Write out each line exactly as given. Leave the pictures out of your copy.

(begin)

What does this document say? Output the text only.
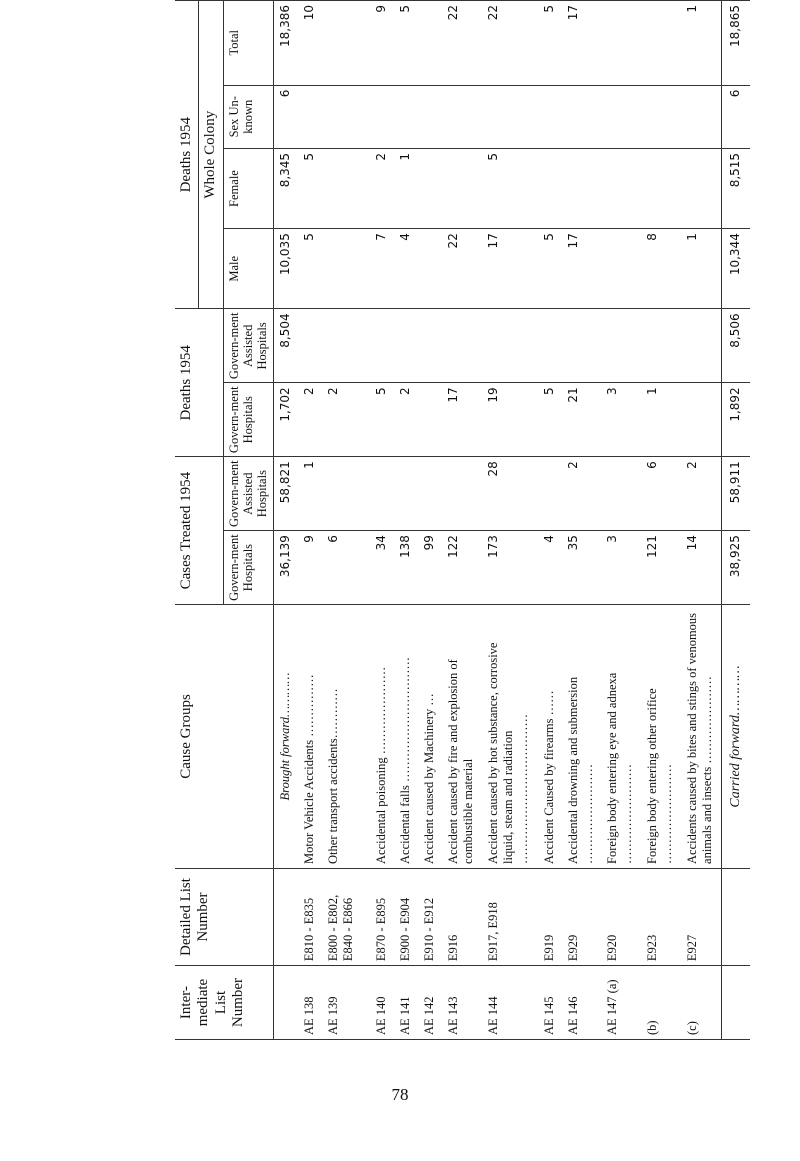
Inter-mediate List Number	Detailed List Number	Cause Groups	Cases Treated 1954		Deaths 1954		Deaths 1954			
							Whole Colony			
			Govern-ment Hospitals	Govern-ment Assisted Hospitals	Govern-ment Hospitals	Govern-ment Assisted Hospitals	Male	Female	Sex Un-known	Total
		Brought forward…………	36,139	58,821	1,702	8,504	10,035	8,345	6	18,386
AE 138	E810 - E835	Motor Vehicle Accidents ……………	9	1	2		5	5		10
AE 139	E800 - E802, E840 - E866	Other transport accidents…………	6		2					

AE 140	E870 - E895	Accidental poisoning …………………	34		5		7	2		9
AE 141	E900 - E904	Accidental falls …………………………	138		2		4	1		5
AE 142	E910 - E912	Accident caused by Machinery …	99							
AE 143	E916	Accident caused by fire and explosion of combustible material	122		17		22			22
AE 144	E917, E918	Accident caused by hot substance, corrosive liquid, steam and radiation ………………………………	173	28	19		17	5		22
AE 145	E919	Accident Caused by firearms ……	4		5		5			5
AE 146	E929	Accidental drowning and submersion ……………………	35	2	21		17			17
AE 147 (a)	E920	Foreign body entering eye and adnexa ……………………	3		3					
(b)	E923	Foreign body entering other orifice ……………………	121	6	1		8			
(c)	E927	Accidents caused by bites and stings of venomous animals and insects …………………	14	2			1			1
		Carried forward…………	38,925	58,911	1,892	8,506	10,344	8,515	6	18,865
78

(end)

FINAL RESULT:
What does this document say? Output the text only.
Inter-mediate List Number	Detailed List Number	Cause Groups	Cases Treated 1954		Deaths 1954		Deaths 1954			
							Whole Colony			
			Govern-ment Hospitals	Govern-ment Assisted Hospitals	Govern-ment Hospitals	Govern-ment Assisted Hospitals	Male	Female	Sex Un-known	Total
		Brought forward…………	36,139	58,821	1,702	8,504	10,035	8,345	6	18,386
AE 138	E810 - E835	Motor Vehicle Accidents ……………	9	1	2		5	5		10
AE 139	E800 - E802, E840 - E866	Other transport accidents…………	6		2					

AE 140	E870 - E895	Accidental poisoning …………………	34		5		7	2		9
AE 141	E900 - E904	Accidental falls …………………………	138		2		4	1		5
AE 142	E910 - E912	Accident caused by Machinery …	99							
AE 143	E916	Accident caused by fire and explosion of combustible material	122		17		22			22
AE 144	E917, E918	Accident caused by hot substance, corrosive liquid, steam and radiation ………………………………	173	28	19		17	5		22
AE 145	E919	Accident Caused by firearms ……	4		5		5			5
AE 146	E929	Accidental drowning and submersion ……………………	35	2	21		17			17
AE 147 (a)	E920	Foreign body entering eye and adnexa ……………………	3		3					
(b)	E923	Foreign body entering other orifice ……………………	121	6	1		8			
(c)	E927	Accidents caused by bites and stings of venomous animals and insects …………………	14	2			1			1
		Carried forward…………	38,925	58,911	1,892	8,506	10,344	8,515	6	18,865
78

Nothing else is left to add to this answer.